◆ **SUPPLIED DATA**:
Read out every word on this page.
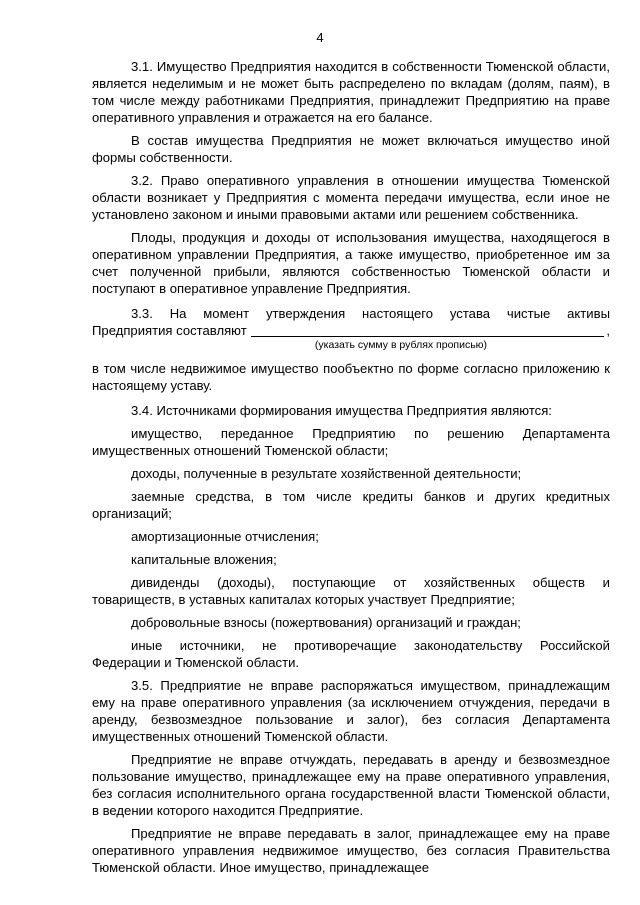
4

3.1. Имущество Предприятия находится в собственности Тюменской области, является неделимым и не может быть распределено по вкладам (долям, паям), в том числе между работниками Предприятия, принадлежит Предприятию на праве оперативного управления и отражается на его балансе.

В состав имущества Предприятия не может включаться имущество иной формы собственности.

3.2. Право оперативного управления в отношении имущества Тюменской области возникает у Предприятия с момента передачи имущества, если иное не установлено законом и иными правовыми актами или решением собственника.

Плоды, продукция и доходы от использования имущества, находящегося в оперативном управлении Предприятия, а также имущество, приобретенное им за счет полученной прибыли, являются собственностью Тюменской области и поступают в оперативное управление Предприятия.

3.3. На момент утверждения настоящего устава чистые активы

Предприятия составляют	,
(указать сумму в рублях прописью)

в том числе недвижимое имущество пообъектно по форме согласно приложению к настоящему уставу.

3.4. Источниками формирования имущества Предприятия являются:

имущество, переданное Предприятию по решению Департамента имущественных отношений Тюменской области;

доходы, полученные в результате хозяйственной деятельности;

заемные средства, в том числе кредиты банков и других кредитных организаций;

амортизационные отчисления;

капитальные вложения;

дивиденды (доходы), поступающие от хозяйственных обществ и товариществ, в уставных капиталах которых участвует Предприятие;

добровольные взносы (пожертвования) организаций и граждан;

иные источники, не противоречащие законодательству Российской Федерации и Тюменской области.

3.5. Предприятие не вправе распоряжаться имуществом, принадлежащим ему на праве оперативного управления (за исключением отчуждения, передачи в аренду, безвозмездное пользование и залог), без согласия Департамента имущественных отношений Тюменской области.

Предприятие не вправе отчуждать, передавать в аренду и безвозмездное пользование имущество, принадлежащее ему на праве оперативного управления, без согласия исполнительного органа государственной власти Тюменской области, в ведении которого находится Предприятие.

Предприятие не вправе передавать в залог, принадлежащее ему на праве оперативного управления недвижимое имущество, без согласия Правительства Тюменской области. Иное имущество, принадлежащее
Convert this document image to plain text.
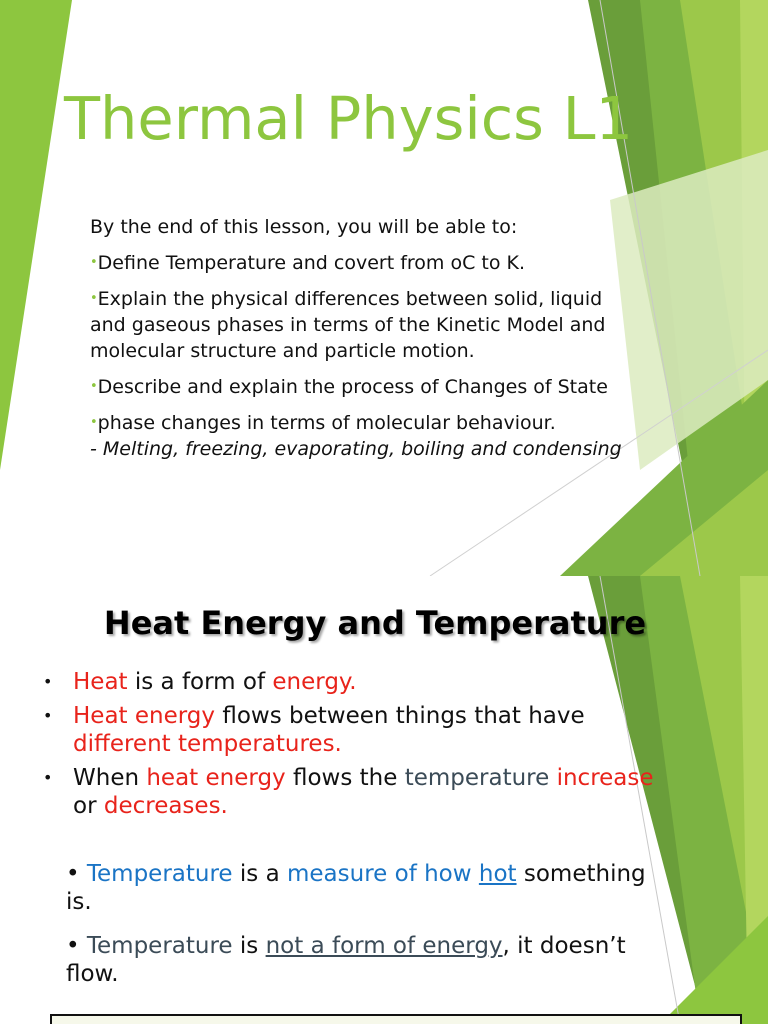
Thermal Physics L1

By the end of this lesson, you will be able to:

•Define Temperature and covert from oC to K.

•Explain the physical differences between solid, liquid and gaseous phases in terms of the Kinetic Model and molecular structure and particle motion.

•Describe and explain the process of Changes of State

•phase changes in terms of molecular behaviour.
- Melting, freezing, evaporating, boiling and condensing

Heat Energy and Temperature
• Heat is a form of energy.
• Heat energy flows between things that have different temperatures.
• When heat energy flows the temperature increase or decreases.

• Temperature is a measure of how hot something is.

• Temperature is not a form of energy, it doesn’t flow.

◆ **REQUIRED TASK**: In the records above, find the line containing "Convert this document image to plain text.", then please restate it and each line after it word for word, pictures excluded.

◆ **IN RESPONSE**:
Convert this document image to plain text.
Thermal Physics L1

By the end of this lesson, you will be able to:

•Define Temperature and covert from oC to K.

•Explain the physical differences between solid, liquid and gaseous phases in terms of the Kinetic Model and molecular structure and particle motion.

•Describe and explain the process of Changes of State

•phase changes in terms of molecular behaviour.
- Melting, freezing, evaporating, boiling and condensing

Heat Energy and Temperature
• Heat is a form of energy.
• Heat energy flows between things that have different temperatures.
• When heat energy flows the temperature increase or decreases.

• Temperature is a measure of how hot something is.

• Temperature is not a form of energy, it doesn’t flow.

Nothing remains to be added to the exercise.